● **Goal of the exercise**
Identify each line below that contains the word "circle", and copy it out.

● **Data section**
+ + + + + + +
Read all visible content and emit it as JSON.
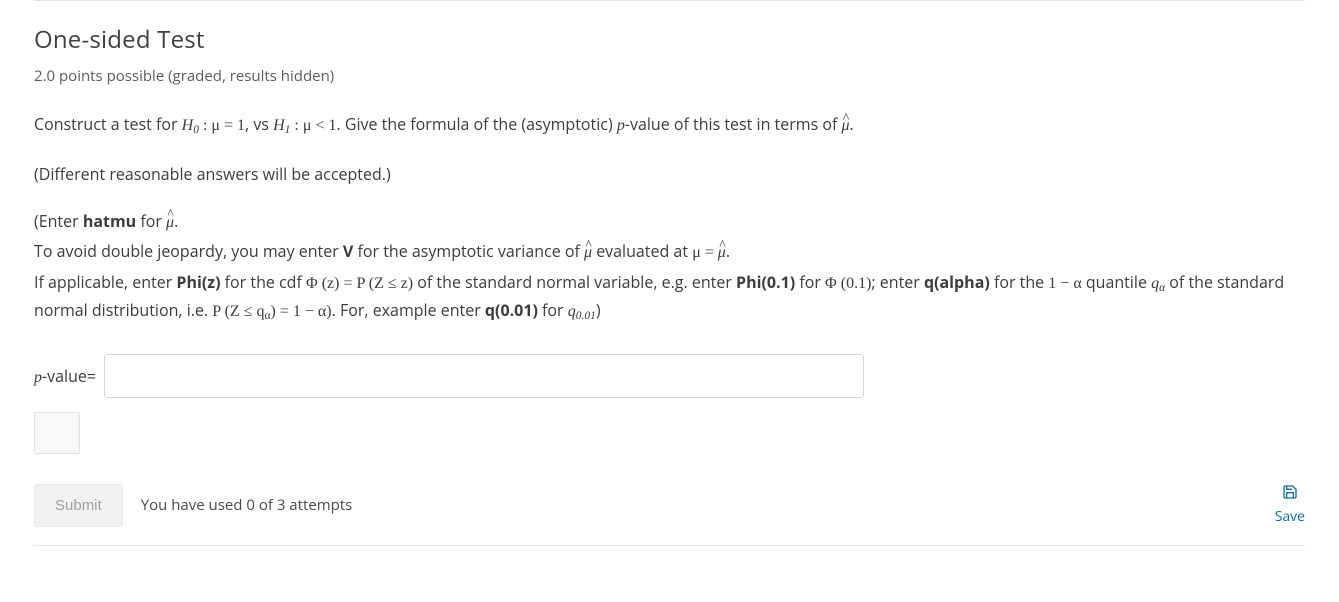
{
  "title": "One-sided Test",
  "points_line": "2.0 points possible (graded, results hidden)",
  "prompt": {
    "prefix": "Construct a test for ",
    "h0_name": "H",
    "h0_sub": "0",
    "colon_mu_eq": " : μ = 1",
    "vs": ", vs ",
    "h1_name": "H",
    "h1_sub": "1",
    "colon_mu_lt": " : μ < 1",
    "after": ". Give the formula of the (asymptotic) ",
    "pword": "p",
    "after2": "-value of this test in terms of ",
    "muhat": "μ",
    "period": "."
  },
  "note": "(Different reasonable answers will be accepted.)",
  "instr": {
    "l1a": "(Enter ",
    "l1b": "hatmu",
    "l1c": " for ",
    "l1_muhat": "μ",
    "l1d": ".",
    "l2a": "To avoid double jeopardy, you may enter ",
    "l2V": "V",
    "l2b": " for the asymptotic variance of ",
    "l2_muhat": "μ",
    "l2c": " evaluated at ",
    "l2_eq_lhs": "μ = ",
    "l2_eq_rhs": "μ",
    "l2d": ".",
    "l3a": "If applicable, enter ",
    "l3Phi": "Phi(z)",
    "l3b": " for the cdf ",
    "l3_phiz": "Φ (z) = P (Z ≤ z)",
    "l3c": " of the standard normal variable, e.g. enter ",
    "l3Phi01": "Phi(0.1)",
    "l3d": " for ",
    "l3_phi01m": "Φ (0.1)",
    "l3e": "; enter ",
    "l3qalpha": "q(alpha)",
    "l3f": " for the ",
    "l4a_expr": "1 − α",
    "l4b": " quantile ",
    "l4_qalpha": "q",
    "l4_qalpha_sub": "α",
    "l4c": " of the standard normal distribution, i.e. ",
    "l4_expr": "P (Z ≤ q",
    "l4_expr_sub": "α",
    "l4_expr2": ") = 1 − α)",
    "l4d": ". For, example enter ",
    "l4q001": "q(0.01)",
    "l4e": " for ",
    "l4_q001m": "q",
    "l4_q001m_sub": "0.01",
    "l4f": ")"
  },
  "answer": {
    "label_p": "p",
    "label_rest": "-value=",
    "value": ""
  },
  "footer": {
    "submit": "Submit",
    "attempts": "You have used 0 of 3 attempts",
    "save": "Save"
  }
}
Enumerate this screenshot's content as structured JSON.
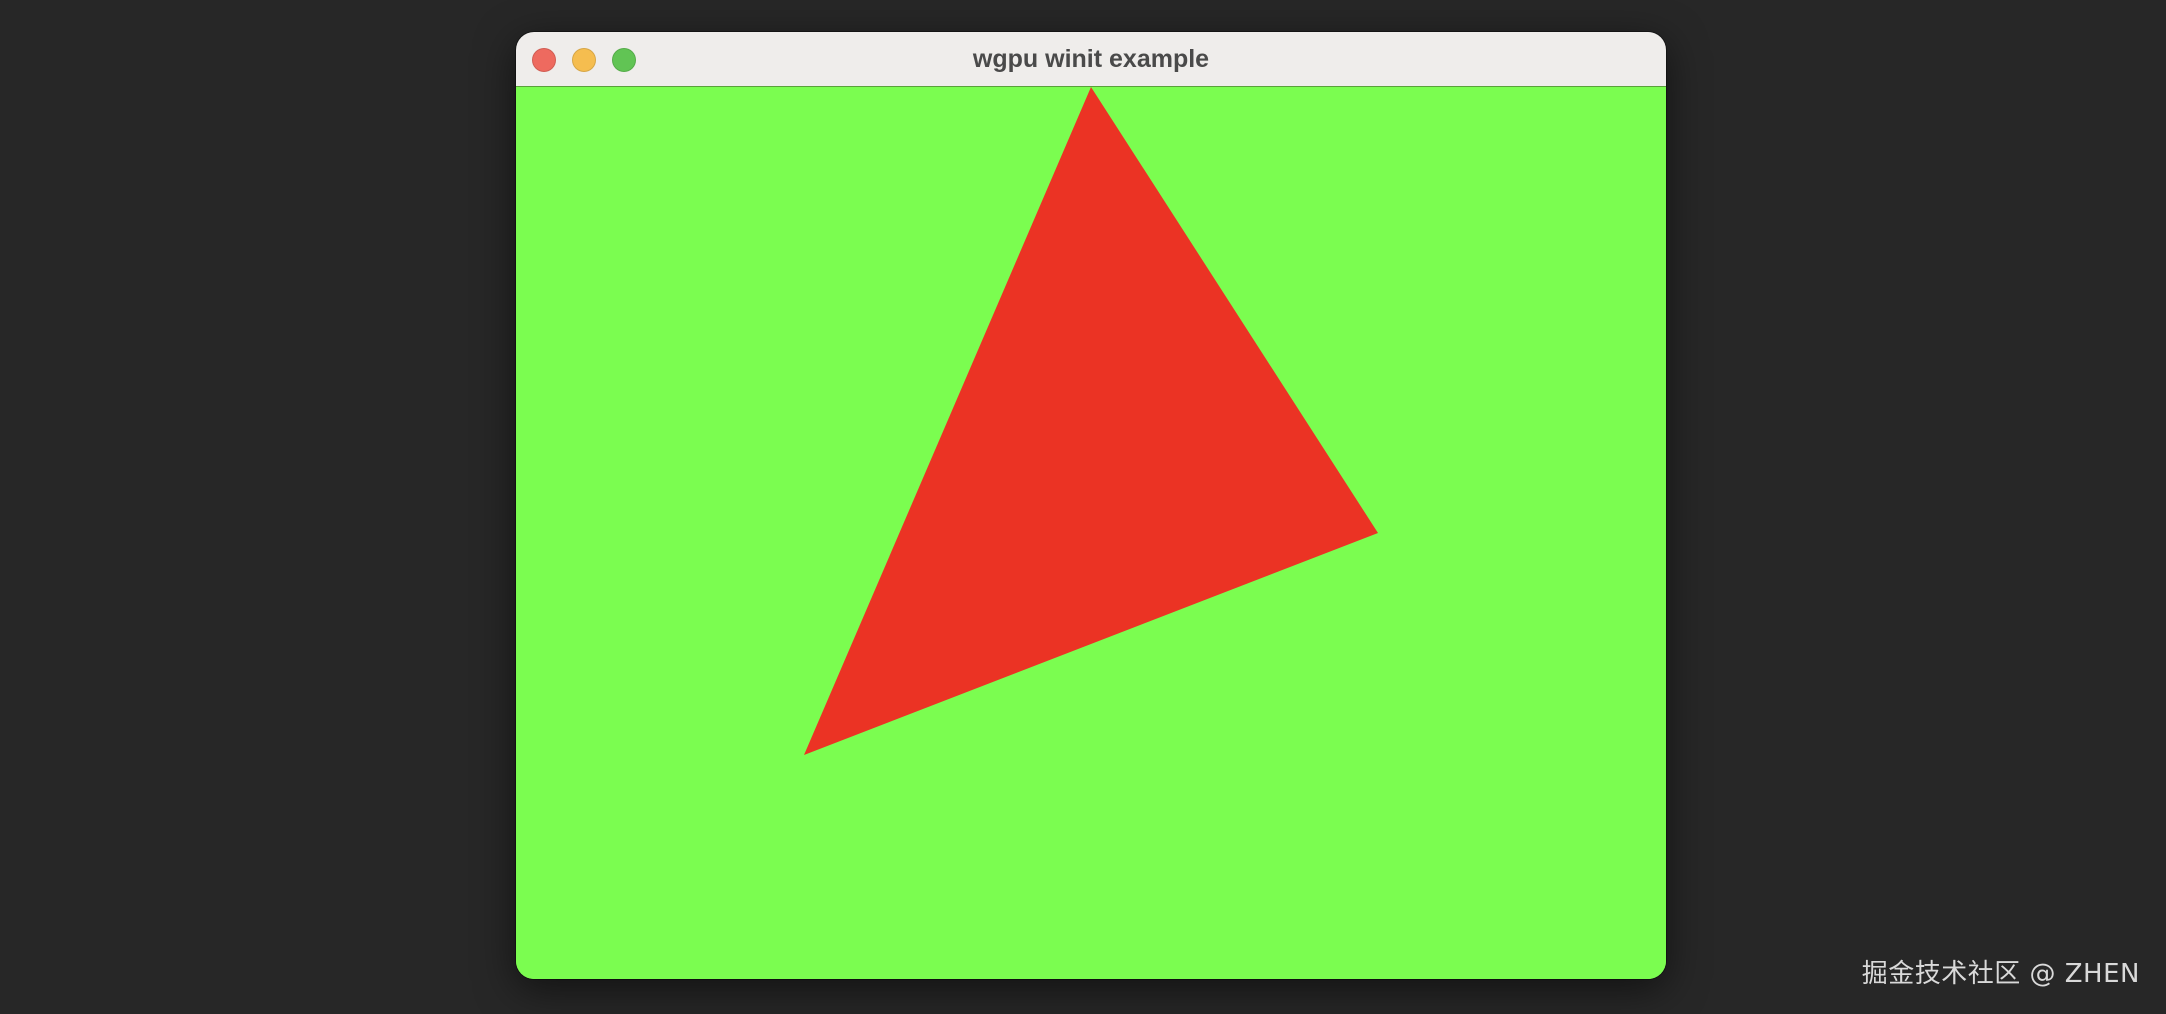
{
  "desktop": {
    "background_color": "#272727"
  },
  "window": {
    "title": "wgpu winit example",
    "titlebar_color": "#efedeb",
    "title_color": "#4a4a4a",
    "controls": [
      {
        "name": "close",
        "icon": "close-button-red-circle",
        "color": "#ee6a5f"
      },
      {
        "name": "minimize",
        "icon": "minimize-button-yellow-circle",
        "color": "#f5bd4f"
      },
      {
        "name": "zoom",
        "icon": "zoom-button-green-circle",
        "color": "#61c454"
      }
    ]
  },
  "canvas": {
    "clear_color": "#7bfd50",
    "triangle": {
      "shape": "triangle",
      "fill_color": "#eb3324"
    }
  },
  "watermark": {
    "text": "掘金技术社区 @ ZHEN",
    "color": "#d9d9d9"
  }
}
+ + + + + + +
● **Solution for this task**
        "icon": "close-button-red-circle",
        "icon": "minimize-button-yellow-circle",
        "icon": "zoom-button-green-circle",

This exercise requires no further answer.